> [Required work]: Every entry that follows needs to be repeated exactly.

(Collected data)
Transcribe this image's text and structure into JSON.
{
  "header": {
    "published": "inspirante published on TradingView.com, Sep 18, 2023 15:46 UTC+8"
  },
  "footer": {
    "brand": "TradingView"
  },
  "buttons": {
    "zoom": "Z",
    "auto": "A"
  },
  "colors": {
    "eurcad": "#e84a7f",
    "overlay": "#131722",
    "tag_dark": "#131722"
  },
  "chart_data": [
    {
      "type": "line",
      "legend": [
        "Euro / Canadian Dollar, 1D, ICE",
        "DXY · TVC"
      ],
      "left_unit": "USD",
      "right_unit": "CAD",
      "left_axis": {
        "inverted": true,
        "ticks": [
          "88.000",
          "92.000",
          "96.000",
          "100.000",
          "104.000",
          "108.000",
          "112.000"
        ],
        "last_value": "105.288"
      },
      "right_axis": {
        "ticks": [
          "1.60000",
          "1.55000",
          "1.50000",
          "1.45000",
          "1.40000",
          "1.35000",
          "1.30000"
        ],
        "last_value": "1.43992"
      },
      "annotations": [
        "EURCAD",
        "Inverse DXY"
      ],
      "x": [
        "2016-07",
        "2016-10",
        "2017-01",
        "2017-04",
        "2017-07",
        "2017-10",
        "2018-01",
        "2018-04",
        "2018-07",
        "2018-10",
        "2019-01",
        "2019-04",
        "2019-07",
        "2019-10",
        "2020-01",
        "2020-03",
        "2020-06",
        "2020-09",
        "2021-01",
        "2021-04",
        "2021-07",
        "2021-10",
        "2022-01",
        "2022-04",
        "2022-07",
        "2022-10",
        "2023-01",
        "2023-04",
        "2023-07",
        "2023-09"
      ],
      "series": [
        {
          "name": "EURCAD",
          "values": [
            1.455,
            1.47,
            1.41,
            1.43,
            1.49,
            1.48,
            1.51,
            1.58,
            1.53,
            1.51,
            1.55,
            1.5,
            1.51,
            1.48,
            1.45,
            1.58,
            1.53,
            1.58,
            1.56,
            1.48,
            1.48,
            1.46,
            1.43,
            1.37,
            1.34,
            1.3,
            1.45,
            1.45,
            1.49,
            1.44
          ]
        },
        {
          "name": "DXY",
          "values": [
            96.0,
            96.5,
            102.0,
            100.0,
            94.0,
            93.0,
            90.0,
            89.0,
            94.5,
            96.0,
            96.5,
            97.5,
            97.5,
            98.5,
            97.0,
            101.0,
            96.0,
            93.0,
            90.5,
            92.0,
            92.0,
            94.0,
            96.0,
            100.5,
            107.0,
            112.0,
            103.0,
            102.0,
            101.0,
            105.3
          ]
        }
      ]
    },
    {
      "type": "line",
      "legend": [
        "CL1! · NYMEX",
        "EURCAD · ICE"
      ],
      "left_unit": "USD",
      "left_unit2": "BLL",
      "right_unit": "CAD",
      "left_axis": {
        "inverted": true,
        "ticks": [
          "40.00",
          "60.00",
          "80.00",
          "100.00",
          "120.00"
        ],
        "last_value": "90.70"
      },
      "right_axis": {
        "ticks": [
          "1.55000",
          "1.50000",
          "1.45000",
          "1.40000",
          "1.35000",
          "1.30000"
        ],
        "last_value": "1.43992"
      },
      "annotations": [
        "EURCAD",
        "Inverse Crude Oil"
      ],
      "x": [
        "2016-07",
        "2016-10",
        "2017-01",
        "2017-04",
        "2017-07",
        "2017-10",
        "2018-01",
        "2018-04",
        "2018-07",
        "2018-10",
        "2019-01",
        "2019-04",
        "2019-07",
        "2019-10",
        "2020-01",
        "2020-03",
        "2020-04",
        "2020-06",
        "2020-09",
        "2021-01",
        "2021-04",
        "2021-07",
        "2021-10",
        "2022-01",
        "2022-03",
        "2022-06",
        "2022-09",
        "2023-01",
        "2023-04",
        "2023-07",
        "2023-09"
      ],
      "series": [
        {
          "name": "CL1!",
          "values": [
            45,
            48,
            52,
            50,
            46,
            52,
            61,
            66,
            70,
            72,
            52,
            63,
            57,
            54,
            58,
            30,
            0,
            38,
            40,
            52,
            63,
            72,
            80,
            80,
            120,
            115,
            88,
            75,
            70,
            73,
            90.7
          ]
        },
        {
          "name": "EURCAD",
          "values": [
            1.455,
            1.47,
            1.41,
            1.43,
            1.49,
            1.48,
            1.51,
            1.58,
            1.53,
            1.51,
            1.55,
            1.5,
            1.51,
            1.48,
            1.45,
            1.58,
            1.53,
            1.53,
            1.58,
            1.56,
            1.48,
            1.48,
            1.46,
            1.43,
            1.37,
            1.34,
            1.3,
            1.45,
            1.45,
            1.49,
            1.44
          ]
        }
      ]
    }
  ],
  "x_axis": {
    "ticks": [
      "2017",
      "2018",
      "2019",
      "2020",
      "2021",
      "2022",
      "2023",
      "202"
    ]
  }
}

> [Full response]:
Transcribe this image's text and structure into JSON.
{
  "header": {
    "published": "inspirante published on TradingView.com, Sep 18, 2023 15:46 UTC+8"
  },
  "footer": {
    "brand": "TradingView"
  },
  "buttons": {
    "zoom": "Z",
    "auto": "A"
  },
  "colors": {
    "eurcad": "#e84a7f",
    "overlay": "#131722",
    "tag_dark": "#131722"
  },
  "chart_data": [
    {
      "type": "line",
      "legend": [
        "Euro / Canadian Dollar, 1D, ICE",
        "DXY · TVC"
      ],
      "left_unit": "USD",
      "right_unit": "CAD",
      "left_axis": {
        "inverted": true,
        "ticks": [
          "88.000",
          "92.000",
          "96.000",
          "100.000",
          "104.000",
          "108.000",
          "112.000"
        ],
        "last_value": "105.288"
      },
      "right_axis": {
        "ticks": [
          "1.60000",
          "1.55000",
          "1.50000",
          "1.45000",
          "1.40000",
          "1.35000",
          "1.30000"
        ],
        "last_value": "1.43992"
      },
      "annotations": [
        "EURCAD",
        "Inverse DXY"
      ],
      "x": [
        "2016-07",
        "2016-10",
        "2017-01",
        "2017-04",
        "2017-07",
        "2017-10",
        "2018-01",
        "2018-04",
        "2018-07",
        "2018-10",
        "2019-01",
        "2019-04",
        "2019-07",
        "2019-10",
        "2020-01",
        "2020-03",
        "2020-06",
        "2020-09",
        "2021-01",
        "2021-04",
        "2021-07",
        "2021-10",
        "2022-01",
        "2022-04",
        "2022-07",
        "2022-10",
        "2023-01",
        "2023-04",
        "2023-07",
        "2023-09"
      ],
      "series": [
        {
          "name": "EURCAD",
          "values": [
            1.455,
            1.47,
            1.41,
            1.43,
            1.49,
            1.48,
            1.51,
            1.58,
            1.53,
            1.51,
            1.55,
            1.5,
            1.51,
            1.48,
            1.45,
            1.58,
            1.53,
            1.58,
            1.56,
            1.48,
            1.48,
            1.46,
            1.43,
            1.37,
            1.34,
            1.3,
            1.45,
            1.45,
            1.49,
            1.44
          ]
        },
        {
          "name": "DXY",
          "values": [
            96.0,
            96.5,
            102.0,
            100.0,
            94.0,
            93.0,
            90.0,
            89.0,
            94.5,
            96.0,
            96.5,
            97.5,
            97.5,
            98.5,
            97.0,
            101.0,
            96.0,
            93.0,
            90.5,
            92.0,
            92.0,
            94.0,
            96.0,
            100.5,
            107.0,
            112.0,
            103.0,
            102.0,
            101.0,
            105.3
          ]
        }
      ]
    },
    {
      "type": "line",
      "legend": [
        "CL1! · NYMEX",
        "EURCAD · ICE"
      ],
      "left_unit": "USD",
      "left_unit2": "BLL",
      "right_unit": "CAD",
      "left_axis": {
        "inverted": true,
        "ticks": [
          "40.00",
          "60.00",
          "80.00",
          "100.00",
          "120.00"
        ],
        "last_value": "90.70"
      },
      "right_axis": {
        "ticks": [
          "1.55000",
          "1.50000",
          "1.45000",
          "1.40000",
          "1.35000",
          "1.30000"
        ],
        "last_value": "1.43992"
      },
      "annotations": [
        "EURCAD",
        "Inverse Crude Oil"
      ],
      "x": [
        "2016-07",
        "2016-10",
        "2017-01",
        "2017-04",
        "2017-07",
        "2017-10",
        "2018-01",
        "2018-04",
        "2018-07",
        "2018-10",
        "2019-01",
        "2019-04",
        "2019-07",
        "2019-10",
        "2020-01",
        "2020-03",
        "2020-04",
        "2020-06",
        "2020-09",
        "2021-01",
        "2021-04",
        "2021-07",
        "2021-10",
        "2022-01",
        "2022-03",
        "2022-06",
        "2022-09",
        "2023-01",
        "2023-04",
        "2023-07",
        "2023-09"
      ],
      "series": [
        {
          "name": "CL1!",
          "values": [
            45,
            48,
            52,
            50,
            46,
            52,
            61,
            66,
            70,
            72,
            52,
            63,
            57,
            54,
            58,
            30,
            0,
            38,
            40,
            52,
            63,
            72,
            80,
            80,
            120,
            115,
            88,
            75,
            70,
            73,
            90.7
          ]
        },
        {
          "name": "EURCAD",
          "values": [
            1.455,
            1.47,
            1.41,
            1.43,
            1.49,
            1.48,
            1.51,
            1.58,
            1.53,
            1.51,
            1.55,
            1.5,
            1.51,
            1.48,
            1.45,
            1.58,
            1.53,
            1.53,
            1.58,
            1.56,
            1.48,
            1.48,
            1.46,
            1.43,
            1.37,
            1.34,
            1.3,
            1.45,
            1.45,
            1.49,
            1.44
          ]
        }
      ]
    }
  ],
  "x_axis": {
    "ticks": [
      "2017",
      "2018",
      "2019",
      "2020",
      "2021",
      "2022",
      "2023",
      "202"
    ]
  }
}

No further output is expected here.